- ASSIGNED TASK -
Continue the write-up on building a 100MHz differential probe, picking up after its last sentence.

- DOCUMENT EXTRACT -
——

In any case, Bud, my friend, went full speed ahead with his project, using some of the information from this blog, and he finished his design with pretty good results. He documents his design on Hackaday here: 100MHz diff probe
He has spent a lot of time getting the layout right and doing a lot of up-front work. This is very interesting reading material. Also make sure you have a look at this section where he shows some real results: Measurements

With his design finished and Bud happy, I wanted to make one as well. There were two things that I wanted to change that we learned from Bud's version. Because my mains voltages are 230V, not 115V that Bud has, I wanted to increase the creeping distance for the front-end sections to make it a bit safer. I also didn't have a souped-up 5V DC wall-wart to give me 5.25VDC, like Bud made, so I wanted to change the power supply section to allow for a little bit more flexibility. I have several possibilities to supply between 7.5V DC and 12V DC, including 9V battery cells. The tricky bit is to stay within the specifications of the op-amps, which is pretty critical.

If you account for component tolerances and still be able to show up to +/-25V input level signals, we need an output swing of +/- 2.5V for the last op-amp. That can be accomplished when the total supply voltage is 5.25V. However, the maximum is 5.5VDC so we have to be prudent not to go over that with tolerances etc. With all this, the supply quickly became more complicated than I first anticipated. It turns out that the choice of voltage regulators for this particular application dwindled from a long list to only one if you also take precision and temperature dissipation into account. The only one left standing was a chip from Torex, the XC6216C202PR-G.


Here’s Bud's thinking on the power supply range from an email exchange we had:
  1. We need an output swing of ±2.5V to get ±25V input referred. Fortunately the gain setting resistors are all 0.1%.
  2. The LT6268 output stage voltage can get to within 70mV of either rail when sourcing/sinking 2mA. I got this number by looking at the VOL and VOH specs and then looking at the plot of typical VOH/VOL vs. load current. Since this is an overdriven output I will bump it to 100mV for safety (and it makes a nice round number.)

——

- Dataset entries -

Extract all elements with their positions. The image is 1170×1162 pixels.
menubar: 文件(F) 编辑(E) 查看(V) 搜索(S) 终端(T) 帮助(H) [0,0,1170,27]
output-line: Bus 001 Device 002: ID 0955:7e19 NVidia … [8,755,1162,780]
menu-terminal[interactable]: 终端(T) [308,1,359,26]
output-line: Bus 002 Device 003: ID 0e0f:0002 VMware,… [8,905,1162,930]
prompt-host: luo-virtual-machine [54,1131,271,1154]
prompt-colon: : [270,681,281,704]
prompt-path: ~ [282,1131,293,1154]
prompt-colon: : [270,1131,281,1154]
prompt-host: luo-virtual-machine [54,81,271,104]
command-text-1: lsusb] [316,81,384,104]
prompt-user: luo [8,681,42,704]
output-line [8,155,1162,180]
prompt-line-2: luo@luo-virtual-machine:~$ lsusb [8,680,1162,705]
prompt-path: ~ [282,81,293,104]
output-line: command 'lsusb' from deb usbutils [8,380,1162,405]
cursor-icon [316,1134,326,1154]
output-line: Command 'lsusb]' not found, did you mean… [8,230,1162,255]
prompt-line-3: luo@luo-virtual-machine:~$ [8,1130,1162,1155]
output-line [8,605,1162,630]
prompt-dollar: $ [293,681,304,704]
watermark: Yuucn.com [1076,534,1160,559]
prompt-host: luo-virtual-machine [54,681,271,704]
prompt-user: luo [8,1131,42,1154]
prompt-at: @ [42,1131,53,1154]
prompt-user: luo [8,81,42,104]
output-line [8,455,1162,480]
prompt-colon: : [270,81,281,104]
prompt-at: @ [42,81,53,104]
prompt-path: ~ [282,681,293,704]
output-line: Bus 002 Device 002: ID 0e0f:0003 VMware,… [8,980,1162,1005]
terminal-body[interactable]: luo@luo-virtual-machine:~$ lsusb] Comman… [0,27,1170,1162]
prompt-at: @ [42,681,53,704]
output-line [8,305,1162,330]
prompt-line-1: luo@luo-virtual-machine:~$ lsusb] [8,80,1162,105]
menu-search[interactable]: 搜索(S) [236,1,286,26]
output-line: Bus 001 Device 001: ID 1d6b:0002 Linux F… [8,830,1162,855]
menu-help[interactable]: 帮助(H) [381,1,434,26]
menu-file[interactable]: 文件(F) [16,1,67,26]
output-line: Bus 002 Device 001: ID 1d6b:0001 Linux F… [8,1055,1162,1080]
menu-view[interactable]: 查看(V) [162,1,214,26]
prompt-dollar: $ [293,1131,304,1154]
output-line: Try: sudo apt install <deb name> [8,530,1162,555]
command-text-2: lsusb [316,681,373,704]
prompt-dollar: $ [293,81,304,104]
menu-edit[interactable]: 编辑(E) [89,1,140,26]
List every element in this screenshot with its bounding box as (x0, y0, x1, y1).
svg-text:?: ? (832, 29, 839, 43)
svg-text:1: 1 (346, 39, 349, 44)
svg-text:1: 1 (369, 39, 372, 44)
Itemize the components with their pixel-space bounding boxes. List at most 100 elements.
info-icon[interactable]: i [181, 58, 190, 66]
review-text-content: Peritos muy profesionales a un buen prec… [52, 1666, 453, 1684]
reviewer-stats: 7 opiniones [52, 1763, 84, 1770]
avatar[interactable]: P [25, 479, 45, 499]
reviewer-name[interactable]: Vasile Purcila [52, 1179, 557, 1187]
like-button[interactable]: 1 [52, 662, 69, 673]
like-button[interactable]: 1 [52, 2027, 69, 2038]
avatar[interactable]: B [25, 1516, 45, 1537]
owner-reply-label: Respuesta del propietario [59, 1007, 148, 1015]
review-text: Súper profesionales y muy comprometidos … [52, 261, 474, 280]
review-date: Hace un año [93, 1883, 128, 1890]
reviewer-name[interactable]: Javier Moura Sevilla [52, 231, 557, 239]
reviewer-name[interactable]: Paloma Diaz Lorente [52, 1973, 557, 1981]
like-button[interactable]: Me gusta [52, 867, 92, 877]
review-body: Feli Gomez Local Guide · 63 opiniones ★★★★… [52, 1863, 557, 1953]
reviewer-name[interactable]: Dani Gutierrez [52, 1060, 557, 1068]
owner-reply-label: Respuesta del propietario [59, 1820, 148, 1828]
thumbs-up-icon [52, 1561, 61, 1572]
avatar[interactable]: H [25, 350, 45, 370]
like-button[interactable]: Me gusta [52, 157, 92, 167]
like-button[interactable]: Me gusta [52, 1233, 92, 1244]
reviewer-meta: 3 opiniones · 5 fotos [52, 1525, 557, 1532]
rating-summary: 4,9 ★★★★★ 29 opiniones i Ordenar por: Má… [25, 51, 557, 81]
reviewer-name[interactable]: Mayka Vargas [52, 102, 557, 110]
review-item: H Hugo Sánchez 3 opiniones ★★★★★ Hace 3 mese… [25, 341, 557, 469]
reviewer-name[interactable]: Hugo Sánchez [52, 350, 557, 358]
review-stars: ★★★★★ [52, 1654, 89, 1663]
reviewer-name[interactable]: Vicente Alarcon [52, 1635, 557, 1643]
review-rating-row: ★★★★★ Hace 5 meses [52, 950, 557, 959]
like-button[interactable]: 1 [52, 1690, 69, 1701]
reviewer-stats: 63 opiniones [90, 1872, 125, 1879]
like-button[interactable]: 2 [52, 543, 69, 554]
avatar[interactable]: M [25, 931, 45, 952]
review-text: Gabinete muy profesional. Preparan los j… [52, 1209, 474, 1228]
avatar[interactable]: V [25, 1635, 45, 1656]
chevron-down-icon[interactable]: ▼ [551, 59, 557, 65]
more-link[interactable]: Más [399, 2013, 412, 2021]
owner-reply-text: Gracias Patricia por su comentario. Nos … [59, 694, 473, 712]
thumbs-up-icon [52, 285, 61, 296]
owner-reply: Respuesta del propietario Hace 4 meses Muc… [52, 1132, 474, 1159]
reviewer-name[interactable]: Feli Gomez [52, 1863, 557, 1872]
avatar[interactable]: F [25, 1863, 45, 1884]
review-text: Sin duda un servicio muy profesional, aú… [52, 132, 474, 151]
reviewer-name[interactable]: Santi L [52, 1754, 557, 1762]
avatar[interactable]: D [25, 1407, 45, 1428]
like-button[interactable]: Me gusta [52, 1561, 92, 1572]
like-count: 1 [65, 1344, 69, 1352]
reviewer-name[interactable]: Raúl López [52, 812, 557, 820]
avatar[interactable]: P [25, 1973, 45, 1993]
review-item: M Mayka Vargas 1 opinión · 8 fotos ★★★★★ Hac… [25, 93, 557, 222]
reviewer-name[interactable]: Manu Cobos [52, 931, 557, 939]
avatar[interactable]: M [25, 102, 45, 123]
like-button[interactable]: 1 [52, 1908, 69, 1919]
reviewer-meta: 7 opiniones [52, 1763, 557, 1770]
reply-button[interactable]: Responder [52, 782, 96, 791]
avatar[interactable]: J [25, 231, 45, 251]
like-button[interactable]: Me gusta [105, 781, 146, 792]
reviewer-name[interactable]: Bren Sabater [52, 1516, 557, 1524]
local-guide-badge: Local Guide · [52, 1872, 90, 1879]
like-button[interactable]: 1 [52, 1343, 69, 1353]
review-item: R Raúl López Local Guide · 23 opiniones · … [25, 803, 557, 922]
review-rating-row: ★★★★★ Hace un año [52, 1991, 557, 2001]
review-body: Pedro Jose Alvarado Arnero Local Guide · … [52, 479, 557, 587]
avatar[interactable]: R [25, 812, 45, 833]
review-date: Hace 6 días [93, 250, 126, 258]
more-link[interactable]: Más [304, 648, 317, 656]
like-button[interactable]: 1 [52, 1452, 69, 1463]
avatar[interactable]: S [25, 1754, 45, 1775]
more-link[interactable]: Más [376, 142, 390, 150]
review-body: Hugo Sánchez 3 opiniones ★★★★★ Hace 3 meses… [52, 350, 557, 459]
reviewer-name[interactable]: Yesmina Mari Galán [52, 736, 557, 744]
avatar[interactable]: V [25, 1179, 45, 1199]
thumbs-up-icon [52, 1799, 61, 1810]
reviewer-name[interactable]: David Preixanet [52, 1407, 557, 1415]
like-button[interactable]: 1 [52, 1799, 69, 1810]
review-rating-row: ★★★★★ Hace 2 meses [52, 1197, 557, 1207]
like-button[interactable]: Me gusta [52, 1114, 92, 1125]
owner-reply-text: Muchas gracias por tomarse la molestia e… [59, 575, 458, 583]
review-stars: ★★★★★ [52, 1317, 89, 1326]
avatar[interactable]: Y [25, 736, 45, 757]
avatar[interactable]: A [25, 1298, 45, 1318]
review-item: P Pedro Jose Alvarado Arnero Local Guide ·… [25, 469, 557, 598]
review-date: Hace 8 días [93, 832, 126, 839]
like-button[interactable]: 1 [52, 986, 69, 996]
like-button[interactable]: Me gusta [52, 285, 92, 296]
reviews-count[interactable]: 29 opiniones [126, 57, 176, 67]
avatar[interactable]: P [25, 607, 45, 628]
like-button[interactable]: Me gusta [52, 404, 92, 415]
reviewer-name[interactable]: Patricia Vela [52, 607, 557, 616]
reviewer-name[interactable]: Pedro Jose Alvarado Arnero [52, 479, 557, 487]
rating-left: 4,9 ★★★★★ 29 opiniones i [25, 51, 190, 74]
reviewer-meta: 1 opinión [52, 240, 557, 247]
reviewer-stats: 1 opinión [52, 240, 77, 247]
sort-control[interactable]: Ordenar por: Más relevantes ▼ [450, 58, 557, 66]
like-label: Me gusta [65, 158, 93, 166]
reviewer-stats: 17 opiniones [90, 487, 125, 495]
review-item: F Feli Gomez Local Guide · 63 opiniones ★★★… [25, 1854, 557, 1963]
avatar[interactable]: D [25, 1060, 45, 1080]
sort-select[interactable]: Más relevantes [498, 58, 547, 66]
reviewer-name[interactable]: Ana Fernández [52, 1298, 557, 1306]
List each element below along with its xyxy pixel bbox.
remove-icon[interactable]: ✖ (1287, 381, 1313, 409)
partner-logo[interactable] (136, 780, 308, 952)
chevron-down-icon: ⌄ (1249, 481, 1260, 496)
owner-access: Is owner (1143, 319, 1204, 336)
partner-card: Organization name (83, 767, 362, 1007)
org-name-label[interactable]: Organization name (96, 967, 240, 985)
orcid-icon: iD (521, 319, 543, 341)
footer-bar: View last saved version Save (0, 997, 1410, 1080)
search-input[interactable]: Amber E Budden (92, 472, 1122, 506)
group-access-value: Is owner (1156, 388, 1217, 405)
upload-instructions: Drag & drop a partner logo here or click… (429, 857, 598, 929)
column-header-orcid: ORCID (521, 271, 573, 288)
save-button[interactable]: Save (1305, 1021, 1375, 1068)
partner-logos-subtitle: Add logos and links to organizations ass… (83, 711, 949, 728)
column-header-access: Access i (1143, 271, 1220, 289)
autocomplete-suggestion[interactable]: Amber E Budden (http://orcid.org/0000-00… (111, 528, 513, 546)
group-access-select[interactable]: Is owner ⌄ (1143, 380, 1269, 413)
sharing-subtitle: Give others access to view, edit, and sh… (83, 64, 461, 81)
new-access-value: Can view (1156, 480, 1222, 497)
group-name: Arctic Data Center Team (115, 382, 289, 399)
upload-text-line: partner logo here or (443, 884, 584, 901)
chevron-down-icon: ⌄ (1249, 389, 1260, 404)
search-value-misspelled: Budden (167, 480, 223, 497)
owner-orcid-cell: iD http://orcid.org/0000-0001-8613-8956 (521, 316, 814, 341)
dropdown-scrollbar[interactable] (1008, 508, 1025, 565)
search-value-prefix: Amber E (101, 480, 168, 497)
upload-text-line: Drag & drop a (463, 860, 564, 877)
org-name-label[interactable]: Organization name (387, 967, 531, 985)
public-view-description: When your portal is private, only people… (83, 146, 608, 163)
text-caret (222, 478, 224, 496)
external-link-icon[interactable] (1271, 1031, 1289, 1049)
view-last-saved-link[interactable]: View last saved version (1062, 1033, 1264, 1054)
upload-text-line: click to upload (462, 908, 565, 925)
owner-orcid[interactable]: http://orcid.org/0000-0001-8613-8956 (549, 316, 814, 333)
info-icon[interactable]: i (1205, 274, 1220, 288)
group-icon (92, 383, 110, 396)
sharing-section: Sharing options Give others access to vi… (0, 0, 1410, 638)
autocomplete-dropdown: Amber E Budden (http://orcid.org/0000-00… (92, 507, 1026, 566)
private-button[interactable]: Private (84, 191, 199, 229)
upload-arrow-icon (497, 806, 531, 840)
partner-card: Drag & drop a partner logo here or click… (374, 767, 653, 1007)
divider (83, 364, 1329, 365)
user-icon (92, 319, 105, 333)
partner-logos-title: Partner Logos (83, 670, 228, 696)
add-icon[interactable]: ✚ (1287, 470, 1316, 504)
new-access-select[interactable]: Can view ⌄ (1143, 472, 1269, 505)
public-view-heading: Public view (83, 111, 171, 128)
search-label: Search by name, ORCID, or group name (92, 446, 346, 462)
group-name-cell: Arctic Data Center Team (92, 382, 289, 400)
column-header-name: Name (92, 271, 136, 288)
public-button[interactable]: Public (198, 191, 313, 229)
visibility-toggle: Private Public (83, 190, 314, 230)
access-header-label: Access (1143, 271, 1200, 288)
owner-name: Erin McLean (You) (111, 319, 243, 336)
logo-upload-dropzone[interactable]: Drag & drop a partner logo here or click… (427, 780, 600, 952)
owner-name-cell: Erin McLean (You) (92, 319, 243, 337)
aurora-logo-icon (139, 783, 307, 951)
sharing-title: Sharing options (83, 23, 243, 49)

——

- YOUR RESPONSE -
  3. The resistors that split the supply and the opamp are going to vary the ground voltage by 0.71% ± 6mV. So figure ±25mV.

So we need (2.5+0.125)x2 = 5.25V minimum out of the voltage regulator. Abs. Max supply range for the LT6268 is 5.5VDC.

A 2% precision regulator set with 1% resistors would yield ±2.45% variation. Therefore the regulator output voltage should be set to 5.38V and will vary from 5.25 to 5.5V.

Of course, this number is across a 3-4 standard deviation. If we reduce the variation to 1 sigma, then we should expect the regulator to be within 5.30V ±44mV more than 60% of the time. Designing for 2 sigma (90% confidence) would set the supply to 5.34V ±87mV. This is probably as good as we can expect, but finding the correct resistors to program these values might be a challenge.

So with the 2K and 1K2 1% resistors used to set the output of the regulator, we should get a calculated 5.33V.
Because the input level can be 12VDC, we needed to change the polarity protection MOS-FET to a BSS84.

Here is the portion of the power supply section that is changed in our version 2.


And here is the resulting layout of the version 2 PCB. The voltage regulator and some components went to the bottom to keep the grounding areas where they are as much as possible.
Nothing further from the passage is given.